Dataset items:
**********

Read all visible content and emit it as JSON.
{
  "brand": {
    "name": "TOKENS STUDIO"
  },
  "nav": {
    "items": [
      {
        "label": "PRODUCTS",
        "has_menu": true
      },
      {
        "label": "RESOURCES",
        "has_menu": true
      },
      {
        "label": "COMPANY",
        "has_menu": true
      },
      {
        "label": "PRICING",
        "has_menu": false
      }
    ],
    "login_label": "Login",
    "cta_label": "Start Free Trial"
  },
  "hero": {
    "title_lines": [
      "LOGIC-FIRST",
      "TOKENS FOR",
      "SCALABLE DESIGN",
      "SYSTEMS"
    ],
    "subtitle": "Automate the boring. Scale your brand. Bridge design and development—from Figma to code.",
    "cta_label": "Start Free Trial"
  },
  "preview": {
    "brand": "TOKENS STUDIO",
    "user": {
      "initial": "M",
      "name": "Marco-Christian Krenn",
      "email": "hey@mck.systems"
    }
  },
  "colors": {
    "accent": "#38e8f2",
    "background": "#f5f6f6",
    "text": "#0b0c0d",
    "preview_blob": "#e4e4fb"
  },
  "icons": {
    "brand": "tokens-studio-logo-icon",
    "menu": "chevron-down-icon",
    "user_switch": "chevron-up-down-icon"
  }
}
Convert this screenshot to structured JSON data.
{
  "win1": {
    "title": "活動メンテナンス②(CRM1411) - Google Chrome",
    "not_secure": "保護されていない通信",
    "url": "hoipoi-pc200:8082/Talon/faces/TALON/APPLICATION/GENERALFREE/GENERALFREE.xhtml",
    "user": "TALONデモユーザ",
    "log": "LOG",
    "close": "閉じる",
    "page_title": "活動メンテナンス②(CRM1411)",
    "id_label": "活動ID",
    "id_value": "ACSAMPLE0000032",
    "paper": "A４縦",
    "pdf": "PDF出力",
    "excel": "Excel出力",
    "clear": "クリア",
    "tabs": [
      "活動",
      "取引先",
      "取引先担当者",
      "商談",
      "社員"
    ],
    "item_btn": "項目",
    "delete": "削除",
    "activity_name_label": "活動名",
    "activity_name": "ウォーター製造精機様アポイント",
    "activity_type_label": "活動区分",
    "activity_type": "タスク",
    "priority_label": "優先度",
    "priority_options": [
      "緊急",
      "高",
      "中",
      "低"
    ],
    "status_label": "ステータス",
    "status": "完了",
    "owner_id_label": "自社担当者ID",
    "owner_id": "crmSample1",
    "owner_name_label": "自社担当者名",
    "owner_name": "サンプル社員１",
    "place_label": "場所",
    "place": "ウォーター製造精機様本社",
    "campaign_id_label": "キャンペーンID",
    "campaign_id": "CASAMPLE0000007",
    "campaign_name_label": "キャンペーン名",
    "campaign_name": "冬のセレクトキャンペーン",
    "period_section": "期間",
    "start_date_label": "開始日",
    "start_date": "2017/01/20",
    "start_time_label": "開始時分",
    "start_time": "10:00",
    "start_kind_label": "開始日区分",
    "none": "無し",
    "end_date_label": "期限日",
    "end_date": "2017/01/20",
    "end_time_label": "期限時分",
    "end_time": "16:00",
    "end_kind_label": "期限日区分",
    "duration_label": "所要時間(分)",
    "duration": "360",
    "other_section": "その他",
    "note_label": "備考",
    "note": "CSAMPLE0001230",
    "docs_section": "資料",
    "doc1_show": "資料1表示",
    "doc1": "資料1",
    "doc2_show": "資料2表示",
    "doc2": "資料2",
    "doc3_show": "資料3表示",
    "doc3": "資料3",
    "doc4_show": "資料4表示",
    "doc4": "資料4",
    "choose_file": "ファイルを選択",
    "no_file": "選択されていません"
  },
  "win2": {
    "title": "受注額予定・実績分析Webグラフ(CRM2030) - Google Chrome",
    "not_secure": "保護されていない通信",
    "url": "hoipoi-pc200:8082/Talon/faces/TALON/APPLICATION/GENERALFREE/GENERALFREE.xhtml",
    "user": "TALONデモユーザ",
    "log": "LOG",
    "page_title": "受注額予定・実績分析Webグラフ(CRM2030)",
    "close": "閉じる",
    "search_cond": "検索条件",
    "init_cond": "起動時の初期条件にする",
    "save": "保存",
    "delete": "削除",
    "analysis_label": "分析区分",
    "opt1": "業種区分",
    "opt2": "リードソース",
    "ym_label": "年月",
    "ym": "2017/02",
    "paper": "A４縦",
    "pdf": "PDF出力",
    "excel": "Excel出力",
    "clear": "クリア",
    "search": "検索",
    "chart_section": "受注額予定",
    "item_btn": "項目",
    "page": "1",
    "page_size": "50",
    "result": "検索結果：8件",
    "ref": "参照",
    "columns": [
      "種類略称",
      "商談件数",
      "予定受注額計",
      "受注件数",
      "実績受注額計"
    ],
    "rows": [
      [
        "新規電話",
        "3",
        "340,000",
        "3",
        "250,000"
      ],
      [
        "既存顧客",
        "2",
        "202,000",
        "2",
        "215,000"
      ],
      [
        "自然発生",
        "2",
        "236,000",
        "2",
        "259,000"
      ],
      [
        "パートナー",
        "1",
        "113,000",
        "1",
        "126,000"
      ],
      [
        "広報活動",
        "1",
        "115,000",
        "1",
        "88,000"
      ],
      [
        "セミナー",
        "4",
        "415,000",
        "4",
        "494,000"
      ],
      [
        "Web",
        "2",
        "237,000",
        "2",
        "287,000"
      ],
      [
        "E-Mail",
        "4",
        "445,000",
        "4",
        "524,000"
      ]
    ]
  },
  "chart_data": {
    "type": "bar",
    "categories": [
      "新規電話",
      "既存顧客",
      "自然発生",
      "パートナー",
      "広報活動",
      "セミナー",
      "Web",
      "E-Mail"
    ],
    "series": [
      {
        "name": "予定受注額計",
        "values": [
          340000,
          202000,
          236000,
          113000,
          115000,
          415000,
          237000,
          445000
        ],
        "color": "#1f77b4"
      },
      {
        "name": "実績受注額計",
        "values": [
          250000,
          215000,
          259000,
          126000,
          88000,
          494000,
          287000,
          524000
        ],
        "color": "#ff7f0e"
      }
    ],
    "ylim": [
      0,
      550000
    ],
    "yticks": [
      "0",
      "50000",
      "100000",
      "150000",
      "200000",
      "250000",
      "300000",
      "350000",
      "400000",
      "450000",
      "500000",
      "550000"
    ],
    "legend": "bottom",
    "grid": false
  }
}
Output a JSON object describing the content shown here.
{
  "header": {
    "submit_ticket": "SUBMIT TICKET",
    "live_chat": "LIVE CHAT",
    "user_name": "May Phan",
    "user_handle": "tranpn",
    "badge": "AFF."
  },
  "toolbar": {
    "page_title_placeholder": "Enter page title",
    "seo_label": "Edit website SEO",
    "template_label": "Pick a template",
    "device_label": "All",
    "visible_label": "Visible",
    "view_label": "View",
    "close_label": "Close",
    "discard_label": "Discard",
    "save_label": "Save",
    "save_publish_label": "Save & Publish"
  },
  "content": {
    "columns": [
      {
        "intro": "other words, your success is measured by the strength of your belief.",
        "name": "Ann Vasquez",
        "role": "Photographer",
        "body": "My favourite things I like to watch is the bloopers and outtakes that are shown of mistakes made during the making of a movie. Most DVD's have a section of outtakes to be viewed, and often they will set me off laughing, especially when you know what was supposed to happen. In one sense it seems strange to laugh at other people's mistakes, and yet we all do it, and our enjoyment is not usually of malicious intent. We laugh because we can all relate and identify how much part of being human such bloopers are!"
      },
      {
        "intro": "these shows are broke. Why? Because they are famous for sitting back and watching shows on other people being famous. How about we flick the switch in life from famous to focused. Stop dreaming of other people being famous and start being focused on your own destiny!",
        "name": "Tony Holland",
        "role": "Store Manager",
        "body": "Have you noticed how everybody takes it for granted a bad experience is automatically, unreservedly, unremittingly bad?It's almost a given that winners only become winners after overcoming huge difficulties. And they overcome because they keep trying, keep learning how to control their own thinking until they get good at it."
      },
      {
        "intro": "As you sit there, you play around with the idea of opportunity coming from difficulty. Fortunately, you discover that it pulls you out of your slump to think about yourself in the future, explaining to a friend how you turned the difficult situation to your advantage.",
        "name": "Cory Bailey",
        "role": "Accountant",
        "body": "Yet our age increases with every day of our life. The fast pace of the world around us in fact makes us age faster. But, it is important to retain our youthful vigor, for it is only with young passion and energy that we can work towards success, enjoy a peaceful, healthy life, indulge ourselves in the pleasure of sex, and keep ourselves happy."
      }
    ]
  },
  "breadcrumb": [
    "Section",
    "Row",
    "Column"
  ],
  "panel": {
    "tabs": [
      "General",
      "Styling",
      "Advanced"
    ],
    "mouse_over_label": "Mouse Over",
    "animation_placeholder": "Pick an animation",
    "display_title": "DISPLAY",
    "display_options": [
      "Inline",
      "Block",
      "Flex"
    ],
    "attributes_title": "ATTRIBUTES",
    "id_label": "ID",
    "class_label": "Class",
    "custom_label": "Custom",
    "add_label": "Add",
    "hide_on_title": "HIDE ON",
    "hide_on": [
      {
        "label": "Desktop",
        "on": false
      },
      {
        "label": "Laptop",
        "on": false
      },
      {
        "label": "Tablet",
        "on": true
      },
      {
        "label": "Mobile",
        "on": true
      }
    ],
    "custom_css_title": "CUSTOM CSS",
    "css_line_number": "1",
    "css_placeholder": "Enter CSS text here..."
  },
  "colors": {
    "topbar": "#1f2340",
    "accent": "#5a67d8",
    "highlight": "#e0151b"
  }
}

**********

Exercise: Within the material above, find the lines that contain the word "Chrome"; copy them.

The answer:
    "title": "活動メンテナンス②(CRM1411) - Google Chrome",
    "title": "受注額予定・実績分析Webグラフ(CRM2030) - Google Chrome",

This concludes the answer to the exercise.